— start —

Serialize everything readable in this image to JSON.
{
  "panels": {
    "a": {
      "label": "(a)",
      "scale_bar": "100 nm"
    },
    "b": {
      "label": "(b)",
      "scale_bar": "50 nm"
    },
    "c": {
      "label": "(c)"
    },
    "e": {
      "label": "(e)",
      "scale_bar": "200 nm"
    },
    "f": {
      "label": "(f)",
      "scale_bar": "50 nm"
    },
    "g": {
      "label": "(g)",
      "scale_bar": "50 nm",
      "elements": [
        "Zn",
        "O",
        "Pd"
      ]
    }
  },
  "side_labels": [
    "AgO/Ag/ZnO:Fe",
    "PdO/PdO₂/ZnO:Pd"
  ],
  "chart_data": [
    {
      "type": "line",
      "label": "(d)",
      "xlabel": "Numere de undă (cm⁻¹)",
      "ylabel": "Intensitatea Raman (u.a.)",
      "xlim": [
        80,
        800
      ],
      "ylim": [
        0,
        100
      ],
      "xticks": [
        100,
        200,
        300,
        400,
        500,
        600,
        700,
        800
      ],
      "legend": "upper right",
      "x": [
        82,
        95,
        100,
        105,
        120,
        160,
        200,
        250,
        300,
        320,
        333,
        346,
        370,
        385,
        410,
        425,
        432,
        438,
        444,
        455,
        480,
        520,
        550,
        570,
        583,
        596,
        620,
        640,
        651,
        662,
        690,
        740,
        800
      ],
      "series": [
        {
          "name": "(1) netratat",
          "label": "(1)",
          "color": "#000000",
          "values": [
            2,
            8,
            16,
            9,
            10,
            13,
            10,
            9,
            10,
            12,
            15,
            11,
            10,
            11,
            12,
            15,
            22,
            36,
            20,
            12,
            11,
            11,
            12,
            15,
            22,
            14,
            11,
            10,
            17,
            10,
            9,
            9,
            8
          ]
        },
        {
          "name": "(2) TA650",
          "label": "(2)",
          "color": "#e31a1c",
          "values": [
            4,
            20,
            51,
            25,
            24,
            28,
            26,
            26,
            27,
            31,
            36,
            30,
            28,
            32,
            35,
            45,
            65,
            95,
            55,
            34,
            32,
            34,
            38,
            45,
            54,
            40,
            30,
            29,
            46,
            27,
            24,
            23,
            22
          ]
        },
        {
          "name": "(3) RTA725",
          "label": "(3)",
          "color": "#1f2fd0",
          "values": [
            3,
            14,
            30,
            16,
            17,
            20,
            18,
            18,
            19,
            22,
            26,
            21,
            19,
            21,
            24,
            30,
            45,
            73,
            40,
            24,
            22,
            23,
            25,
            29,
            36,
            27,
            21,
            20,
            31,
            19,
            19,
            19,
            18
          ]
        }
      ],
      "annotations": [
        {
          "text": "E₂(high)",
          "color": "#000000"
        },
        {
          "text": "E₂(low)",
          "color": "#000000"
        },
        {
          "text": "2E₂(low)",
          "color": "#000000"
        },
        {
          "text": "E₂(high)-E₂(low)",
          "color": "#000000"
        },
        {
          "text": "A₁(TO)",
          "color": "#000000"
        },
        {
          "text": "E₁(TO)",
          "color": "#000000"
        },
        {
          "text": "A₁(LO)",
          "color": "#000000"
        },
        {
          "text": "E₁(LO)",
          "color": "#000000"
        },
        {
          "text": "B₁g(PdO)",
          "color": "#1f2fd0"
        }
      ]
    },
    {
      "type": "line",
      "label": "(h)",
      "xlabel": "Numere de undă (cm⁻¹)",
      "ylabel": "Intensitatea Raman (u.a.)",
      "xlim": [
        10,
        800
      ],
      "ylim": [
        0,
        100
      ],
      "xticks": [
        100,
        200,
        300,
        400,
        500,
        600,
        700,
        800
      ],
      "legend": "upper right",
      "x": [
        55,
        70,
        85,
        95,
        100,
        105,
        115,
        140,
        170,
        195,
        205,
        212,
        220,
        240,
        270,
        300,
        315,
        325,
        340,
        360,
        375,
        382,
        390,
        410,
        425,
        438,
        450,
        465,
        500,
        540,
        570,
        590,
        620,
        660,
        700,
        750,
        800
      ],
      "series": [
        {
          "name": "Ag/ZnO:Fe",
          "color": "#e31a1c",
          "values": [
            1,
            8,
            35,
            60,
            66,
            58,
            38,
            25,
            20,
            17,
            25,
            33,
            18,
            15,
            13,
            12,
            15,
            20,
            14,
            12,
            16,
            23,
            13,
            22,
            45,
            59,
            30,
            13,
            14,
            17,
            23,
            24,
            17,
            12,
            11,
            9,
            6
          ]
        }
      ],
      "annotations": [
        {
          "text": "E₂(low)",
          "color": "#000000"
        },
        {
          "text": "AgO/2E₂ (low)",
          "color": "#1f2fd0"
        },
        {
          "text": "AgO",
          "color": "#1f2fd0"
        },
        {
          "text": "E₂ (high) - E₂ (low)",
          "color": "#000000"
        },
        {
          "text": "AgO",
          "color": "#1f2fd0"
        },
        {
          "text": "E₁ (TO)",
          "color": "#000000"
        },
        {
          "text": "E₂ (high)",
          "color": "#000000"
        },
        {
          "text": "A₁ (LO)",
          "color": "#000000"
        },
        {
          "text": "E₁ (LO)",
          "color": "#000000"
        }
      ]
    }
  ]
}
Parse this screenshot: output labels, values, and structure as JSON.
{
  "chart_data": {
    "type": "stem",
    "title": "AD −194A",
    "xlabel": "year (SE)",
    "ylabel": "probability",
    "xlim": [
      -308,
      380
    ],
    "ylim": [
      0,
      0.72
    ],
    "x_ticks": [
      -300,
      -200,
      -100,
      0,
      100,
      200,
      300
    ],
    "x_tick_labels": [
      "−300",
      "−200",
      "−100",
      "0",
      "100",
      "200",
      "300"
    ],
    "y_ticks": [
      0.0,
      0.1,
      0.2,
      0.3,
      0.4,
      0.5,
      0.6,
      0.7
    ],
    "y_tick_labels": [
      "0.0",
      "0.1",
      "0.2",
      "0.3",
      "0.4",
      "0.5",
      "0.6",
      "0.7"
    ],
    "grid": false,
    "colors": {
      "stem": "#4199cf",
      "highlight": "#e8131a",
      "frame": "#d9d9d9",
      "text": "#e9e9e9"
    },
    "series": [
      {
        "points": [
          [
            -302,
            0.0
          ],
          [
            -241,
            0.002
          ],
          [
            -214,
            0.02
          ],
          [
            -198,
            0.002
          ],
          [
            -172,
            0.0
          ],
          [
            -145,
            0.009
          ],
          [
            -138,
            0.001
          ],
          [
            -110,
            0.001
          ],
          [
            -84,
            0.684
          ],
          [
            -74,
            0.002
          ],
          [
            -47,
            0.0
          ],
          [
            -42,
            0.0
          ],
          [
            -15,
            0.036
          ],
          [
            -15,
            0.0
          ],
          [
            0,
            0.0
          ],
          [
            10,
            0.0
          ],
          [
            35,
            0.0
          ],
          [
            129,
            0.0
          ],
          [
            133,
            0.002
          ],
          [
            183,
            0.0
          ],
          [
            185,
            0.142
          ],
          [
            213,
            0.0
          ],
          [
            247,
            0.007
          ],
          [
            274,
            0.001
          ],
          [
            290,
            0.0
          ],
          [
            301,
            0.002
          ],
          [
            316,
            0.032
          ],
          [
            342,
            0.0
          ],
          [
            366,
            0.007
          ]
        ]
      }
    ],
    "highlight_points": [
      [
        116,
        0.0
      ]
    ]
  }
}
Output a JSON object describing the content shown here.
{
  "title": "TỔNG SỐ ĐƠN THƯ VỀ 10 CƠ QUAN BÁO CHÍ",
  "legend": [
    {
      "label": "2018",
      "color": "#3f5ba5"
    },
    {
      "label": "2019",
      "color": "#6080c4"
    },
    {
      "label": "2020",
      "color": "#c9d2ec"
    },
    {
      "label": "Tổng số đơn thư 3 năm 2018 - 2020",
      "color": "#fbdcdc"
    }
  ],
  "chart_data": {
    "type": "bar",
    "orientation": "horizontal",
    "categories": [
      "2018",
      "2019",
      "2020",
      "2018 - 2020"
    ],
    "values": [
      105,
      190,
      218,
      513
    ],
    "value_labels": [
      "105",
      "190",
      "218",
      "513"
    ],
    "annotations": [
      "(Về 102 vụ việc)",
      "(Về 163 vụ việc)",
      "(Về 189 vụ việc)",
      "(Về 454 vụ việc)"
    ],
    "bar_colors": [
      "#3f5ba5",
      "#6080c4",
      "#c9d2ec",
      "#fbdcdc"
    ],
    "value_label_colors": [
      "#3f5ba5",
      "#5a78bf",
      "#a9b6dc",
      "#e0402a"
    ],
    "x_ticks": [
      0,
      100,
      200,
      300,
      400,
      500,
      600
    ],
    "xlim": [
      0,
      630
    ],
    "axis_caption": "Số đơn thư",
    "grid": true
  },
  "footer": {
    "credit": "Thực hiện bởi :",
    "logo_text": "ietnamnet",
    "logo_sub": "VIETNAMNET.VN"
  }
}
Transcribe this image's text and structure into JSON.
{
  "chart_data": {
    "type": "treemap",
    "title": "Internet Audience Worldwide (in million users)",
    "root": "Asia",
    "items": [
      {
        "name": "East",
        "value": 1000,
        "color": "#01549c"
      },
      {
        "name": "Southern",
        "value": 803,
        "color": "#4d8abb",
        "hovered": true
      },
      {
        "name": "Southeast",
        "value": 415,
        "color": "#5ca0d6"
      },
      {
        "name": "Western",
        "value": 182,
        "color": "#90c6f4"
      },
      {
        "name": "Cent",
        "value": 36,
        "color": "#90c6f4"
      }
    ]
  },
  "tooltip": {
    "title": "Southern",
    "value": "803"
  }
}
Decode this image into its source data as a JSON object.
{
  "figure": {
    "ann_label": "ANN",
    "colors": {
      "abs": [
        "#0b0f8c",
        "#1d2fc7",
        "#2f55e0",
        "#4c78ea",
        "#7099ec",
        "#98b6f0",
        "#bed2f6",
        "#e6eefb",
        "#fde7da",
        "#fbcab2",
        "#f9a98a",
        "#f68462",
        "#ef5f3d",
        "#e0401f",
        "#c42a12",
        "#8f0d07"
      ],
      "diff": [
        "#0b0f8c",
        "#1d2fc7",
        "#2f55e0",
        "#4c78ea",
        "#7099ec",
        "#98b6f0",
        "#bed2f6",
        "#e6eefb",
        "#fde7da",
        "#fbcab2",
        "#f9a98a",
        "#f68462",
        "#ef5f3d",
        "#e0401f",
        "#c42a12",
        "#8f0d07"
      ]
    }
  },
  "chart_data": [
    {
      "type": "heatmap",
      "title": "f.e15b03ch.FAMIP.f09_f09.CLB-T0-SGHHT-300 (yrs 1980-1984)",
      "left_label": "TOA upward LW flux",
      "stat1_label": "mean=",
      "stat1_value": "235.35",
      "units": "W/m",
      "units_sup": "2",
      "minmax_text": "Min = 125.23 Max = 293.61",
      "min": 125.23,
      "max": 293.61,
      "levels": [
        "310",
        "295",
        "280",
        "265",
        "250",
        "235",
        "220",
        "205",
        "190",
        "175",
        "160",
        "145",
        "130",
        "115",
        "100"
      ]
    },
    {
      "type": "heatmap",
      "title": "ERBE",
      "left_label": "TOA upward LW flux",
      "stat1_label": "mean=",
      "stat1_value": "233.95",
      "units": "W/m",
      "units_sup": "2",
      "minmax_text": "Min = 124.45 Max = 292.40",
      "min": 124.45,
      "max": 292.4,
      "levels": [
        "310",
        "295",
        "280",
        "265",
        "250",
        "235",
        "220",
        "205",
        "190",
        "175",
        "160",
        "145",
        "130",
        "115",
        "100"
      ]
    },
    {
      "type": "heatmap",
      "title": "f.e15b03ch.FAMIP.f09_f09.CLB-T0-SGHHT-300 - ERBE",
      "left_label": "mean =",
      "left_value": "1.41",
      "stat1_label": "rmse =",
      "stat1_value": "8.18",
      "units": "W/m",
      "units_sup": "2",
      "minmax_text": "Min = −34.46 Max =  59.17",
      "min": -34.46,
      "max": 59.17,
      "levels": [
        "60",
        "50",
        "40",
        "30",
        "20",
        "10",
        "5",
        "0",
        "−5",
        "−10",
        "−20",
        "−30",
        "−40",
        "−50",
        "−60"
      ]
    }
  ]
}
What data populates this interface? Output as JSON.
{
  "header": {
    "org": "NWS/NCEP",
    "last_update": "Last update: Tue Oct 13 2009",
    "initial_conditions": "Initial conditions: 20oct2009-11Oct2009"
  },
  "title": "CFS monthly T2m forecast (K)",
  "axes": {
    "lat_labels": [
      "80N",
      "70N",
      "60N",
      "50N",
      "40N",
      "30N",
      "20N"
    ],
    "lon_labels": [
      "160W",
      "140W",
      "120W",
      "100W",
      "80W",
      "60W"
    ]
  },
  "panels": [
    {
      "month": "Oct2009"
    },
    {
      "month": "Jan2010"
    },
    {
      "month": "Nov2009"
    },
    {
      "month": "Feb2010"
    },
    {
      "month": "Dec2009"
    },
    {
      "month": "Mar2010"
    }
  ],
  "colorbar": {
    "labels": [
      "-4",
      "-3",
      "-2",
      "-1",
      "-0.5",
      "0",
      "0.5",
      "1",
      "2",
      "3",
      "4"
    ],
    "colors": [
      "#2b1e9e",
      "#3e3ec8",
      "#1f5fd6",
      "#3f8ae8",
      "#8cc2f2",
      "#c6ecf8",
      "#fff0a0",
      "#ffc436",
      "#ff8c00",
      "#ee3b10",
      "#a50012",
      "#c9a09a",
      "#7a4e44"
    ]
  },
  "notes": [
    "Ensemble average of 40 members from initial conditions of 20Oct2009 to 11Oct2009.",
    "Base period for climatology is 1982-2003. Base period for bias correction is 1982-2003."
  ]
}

— end —

Directions for this task
Quote verbatim the line containing "What data populates" and every line after it through the end of the records above.

Answer to this task
What data populates this interface? Output as JSON.
{
  "header": {
    "org": "NWS/NCEP",
    "last_update": "Last update: Tue Oct 13 2009",
    "initial_conditions": "Initial conditions: 20oct2009-11Oct2009"
  },
  "title": "CFS monthly T2m forecast (K)",
  "axes": {
    "lat_labels": [
      "80N",
      "70N",
      "60N",
      "50N",
      "40N",
      "30N",
      "20N"
    ],
    "lon_labels": [
      "160W",
      "140W",
      "120W",
      "100W",
      "80W",
      "60W"
    ]
  },
  "panels": [
    {
      "month": "Oct2009"
    },
    {
      "month": "Jan2010"
    },
    {
      "month": "Nov2009"
    },
    {
      "month": "Feb2010"
    },
    {
      "month": "Dec2009"
    },
    {
      "month": "Mar2010"
    }
  ],
  "colorbar": {
    "labels": [
      "-4",
      "-3",
      "-2",
      "-1",
      "-0.5",
      "0",
      "0.5",
      "1",
      "2",
      "3",
      "4"
    ],
    "colors": [
      "#2b1e9e",
      "#3e3ec8",
      "#1f5fd6",
      "#3f8ae8",
      "#8cc2f2",
      "#c6ecf8",
      "#fff0a0",
      "#ffc436",
      "#ff8c00",
      "#ee3b10",
      "#a50012",
      "#c9a09a",
      "#7a4e44"
    ]
  },
  "notes": [
    "Ensemble average of 40 members from initial conditions of 20Oct2009 to 11Oct2009.",
    "Base period for climatology is 1982-2003. Base period for bias correction is 1982-2003."
  ]
}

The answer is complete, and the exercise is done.